-- Exercise --
Among the entries below, count the lines that contain the word "valoración". Write down only the total.

-- Records supplied --

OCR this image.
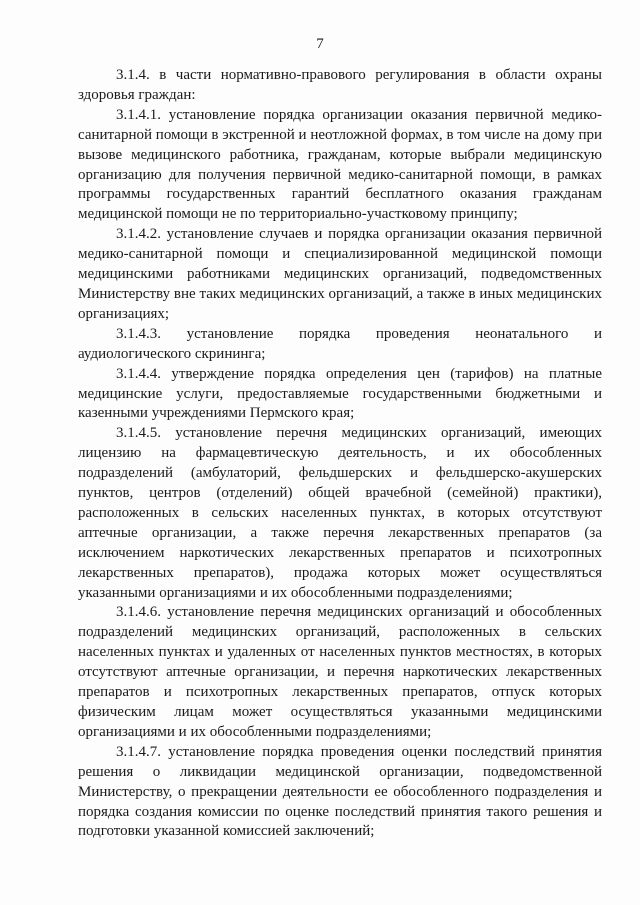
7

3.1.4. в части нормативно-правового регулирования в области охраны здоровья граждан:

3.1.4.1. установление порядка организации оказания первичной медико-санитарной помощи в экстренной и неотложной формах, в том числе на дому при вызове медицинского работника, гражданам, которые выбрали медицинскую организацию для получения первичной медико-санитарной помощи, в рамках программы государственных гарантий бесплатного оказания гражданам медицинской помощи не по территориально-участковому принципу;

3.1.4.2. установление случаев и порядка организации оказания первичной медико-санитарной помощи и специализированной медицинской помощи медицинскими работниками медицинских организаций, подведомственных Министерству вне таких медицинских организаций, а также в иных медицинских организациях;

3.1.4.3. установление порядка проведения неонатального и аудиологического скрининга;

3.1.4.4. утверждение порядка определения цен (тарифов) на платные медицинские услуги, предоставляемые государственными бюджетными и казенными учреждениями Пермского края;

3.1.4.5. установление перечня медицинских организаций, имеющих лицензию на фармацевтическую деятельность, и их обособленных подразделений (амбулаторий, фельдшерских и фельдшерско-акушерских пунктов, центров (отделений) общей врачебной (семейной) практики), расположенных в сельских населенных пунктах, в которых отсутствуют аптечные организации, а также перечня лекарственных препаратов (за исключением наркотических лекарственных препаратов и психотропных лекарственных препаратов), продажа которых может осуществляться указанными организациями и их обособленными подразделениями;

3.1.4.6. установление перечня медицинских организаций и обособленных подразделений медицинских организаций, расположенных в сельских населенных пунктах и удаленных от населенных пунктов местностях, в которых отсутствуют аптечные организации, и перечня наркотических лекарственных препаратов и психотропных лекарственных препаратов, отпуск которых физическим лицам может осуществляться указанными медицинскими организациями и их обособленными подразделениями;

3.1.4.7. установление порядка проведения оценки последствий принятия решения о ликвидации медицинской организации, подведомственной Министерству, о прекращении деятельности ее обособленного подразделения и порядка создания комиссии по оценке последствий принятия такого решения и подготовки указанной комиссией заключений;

---

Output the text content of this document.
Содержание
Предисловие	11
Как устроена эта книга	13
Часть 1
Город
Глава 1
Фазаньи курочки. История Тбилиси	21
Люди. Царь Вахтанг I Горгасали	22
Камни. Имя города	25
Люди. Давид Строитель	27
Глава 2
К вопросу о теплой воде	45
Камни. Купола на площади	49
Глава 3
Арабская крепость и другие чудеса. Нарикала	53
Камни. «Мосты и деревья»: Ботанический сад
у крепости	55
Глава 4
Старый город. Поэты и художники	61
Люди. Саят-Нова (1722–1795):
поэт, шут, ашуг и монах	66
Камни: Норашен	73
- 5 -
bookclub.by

--

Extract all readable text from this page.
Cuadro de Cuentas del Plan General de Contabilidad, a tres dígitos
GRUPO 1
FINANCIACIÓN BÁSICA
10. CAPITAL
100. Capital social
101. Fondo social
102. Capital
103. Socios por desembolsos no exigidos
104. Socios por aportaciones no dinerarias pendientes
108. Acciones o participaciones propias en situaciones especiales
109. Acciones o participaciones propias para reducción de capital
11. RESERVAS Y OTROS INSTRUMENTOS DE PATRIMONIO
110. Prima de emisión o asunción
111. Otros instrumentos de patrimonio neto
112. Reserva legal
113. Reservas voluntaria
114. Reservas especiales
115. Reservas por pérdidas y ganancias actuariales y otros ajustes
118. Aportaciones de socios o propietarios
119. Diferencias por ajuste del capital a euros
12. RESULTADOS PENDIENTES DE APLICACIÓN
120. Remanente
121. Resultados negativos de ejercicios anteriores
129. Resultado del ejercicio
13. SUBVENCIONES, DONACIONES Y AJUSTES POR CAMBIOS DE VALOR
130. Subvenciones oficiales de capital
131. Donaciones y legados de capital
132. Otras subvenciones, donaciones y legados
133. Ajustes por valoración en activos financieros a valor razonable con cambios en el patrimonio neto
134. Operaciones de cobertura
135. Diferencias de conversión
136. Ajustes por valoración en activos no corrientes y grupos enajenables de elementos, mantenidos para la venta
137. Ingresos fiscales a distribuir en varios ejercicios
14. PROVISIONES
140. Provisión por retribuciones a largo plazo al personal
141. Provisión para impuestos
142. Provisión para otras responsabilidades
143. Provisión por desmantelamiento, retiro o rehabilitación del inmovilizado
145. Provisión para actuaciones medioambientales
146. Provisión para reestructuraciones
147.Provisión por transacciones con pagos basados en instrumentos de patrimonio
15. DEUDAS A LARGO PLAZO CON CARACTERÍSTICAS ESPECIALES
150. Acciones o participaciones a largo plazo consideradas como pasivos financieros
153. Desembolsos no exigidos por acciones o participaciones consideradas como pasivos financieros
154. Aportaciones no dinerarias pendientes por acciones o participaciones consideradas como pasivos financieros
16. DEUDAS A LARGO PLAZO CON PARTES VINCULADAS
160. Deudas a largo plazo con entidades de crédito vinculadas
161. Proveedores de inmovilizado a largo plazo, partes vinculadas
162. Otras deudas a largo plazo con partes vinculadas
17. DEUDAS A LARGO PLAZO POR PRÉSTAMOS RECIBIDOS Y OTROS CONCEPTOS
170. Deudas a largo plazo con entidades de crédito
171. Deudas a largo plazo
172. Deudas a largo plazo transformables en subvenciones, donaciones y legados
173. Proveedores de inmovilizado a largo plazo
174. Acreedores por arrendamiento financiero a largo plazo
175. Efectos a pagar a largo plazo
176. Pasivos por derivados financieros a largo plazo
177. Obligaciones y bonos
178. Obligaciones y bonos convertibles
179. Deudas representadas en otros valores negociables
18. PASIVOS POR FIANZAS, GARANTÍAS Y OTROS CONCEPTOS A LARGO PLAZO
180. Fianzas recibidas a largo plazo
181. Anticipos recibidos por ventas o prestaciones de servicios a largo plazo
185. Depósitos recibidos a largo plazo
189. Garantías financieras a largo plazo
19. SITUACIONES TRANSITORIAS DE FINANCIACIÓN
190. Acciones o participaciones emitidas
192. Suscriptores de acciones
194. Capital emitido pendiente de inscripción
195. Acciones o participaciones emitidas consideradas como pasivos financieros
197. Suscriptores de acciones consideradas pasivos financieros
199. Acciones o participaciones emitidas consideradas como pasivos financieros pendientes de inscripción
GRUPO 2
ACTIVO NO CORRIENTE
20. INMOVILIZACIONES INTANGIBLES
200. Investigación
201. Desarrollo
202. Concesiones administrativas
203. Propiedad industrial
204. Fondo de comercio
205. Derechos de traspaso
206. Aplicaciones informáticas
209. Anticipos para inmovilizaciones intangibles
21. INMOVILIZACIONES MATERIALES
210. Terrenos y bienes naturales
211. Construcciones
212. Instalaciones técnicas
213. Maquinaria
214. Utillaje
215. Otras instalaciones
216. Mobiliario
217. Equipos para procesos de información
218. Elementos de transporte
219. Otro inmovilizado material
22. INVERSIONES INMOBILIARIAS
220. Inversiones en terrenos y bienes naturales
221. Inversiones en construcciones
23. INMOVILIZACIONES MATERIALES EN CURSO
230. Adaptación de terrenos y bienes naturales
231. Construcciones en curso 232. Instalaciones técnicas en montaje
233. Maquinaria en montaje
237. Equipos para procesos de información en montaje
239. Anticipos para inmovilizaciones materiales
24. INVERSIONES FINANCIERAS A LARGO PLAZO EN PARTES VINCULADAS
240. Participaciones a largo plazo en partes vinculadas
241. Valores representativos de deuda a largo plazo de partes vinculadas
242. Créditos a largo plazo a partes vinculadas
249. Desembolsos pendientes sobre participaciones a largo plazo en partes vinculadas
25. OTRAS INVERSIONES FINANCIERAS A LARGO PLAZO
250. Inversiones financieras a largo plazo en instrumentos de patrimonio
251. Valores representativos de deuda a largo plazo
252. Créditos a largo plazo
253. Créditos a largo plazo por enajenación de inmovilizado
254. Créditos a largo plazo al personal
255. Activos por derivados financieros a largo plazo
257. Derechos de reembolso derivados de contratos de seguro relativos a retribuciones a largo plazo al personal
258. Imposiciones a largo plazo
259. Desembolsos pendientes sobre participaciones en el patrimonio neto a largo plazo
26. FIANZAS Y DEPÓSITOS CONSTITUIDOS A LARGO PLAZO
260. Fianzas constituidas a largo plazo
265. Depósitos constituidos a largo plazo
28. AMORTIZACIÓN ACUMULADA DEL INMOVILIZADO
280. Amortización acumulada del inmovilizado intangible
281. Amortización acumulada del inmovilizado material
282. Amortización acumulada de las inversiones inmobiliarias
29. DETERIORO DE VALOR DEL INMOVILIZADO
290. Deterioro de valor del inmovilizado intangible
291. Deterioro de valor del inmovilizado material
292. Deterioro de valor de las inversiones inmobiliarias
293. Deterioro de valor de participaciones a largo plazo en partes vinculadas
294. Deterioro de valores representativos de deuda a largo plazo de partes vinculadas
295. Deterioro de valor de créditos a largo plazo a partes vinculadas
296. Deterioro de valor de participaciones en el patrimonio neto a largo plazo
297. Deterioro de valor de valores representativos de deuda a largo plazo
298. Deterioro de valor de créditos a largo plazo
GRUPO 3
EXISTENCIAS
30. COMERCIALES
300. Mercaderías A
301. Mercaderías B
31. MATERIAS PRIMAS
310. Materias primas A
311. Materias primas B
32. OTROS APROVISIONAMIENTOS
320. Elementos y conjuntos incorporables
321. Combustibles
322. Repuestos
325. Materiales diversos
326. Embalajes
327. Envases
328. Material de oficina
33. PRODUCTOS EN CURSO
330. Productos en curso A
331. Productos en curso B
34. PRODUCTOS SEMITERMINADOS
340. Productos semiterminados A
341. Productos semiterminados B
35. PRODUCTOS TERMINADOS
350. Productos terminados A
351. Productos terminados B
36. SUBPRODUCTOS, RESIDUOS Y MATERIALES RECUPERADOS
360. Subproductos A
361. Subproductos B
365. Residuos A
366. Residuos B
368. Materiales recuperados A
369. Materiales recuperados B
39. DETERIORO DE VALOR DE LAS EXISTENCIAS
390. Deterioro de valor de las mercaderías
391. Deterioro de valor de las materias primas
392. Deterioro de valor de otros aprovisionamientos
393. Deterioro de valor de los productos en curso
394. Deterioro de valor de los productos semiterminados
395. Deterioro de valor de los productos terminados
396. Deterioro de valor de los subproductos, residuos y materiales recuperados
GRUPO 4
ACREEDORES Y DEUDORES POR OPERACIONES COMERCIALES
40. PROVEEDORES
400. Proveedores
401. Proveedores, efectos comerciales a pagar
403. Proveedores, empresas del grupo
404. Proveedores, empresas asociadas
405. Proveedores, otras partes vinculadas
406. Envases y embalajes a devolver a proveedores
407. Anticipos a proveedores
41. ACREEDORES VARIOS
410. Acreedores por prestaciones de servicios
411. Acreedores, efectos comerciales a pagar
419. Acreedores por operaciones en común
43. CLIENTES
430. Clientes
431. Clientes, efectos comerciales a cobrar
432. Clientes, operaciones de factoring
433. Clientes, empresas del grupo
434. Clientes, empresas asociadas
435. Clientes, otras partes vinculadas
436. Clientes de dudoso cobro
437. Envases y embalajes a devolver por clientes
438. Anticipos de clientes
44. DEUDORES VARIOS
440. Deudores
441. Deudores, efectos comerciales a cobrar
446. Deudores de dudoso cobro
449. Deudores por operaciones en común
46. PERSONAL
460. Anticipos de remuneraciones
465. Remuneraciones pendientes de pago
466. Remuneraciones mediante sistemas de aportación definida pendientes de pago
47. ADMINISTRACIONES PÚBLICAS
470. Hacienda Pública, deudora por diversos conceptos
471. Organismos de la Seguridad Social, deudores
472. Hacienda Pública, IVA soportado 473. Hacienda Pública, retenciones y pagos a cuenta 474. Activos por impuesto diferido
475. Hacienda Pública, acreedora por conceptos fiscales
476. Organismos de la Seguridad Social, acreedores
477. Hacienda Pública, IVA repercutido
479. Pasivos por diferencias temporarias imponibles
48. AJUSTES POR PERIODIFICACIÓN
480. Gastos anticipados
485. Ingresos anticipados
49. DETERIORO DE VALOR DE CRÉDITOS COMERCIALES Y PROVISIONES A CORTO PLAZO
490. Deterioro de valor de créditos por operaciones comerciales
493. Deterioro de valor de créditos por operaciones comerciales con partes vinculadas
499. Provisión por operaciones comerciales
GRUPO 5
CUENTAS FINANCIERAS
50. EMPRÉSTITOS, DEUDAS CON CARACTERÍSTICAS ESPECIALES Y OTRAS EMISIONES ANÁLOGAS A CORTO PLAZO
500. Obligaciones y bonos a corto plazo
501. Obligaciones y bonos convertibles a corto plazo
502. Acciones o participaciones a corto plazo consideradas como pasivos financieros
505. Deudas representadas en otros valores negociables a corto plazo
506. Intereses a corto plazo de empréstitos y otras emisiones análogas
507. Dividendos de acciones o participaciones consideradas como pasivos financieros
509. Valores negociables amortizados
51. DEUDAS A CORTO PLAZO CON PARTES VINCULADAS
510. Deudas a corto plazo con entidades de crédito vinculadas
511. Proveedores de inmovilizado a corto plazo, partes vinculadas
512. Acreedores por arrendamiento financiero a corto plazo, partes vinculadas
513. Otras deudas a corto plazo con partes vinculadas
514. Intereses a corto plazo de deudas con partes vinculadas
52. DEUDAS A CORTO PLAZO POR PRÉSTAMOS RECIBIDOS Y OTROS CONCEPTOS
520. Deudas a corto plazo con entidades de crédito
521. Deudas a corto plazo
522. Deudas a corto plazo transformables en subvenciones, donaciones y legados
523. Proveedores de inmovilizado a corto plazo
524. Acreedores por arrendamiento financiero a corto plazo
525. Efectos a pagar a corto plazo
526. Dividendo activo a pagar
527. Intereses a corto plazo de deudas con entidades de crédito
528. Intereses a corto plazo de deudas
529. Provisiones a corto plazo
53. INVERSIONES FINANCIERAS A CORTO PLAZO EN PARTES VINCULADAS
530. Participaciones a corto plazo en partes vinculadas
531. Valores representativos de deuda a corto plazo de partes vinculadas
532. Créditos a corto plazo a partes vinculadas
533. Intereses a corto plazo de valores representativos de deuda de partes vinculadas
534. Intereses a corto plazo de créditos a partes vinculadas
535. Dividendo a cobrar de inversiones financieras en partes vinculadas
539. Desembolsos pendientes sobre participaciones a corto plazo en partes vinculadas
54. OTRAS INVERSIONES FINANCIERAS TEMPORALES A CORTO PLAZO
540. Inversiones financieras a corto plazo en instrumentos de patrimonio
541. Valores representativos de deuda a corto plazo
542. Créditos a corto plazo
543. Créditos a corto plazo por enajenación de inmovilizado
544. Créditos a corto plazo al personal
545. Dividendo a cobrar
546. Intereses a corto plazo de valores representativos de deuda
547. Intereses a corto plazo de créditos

-- Problem solution --
2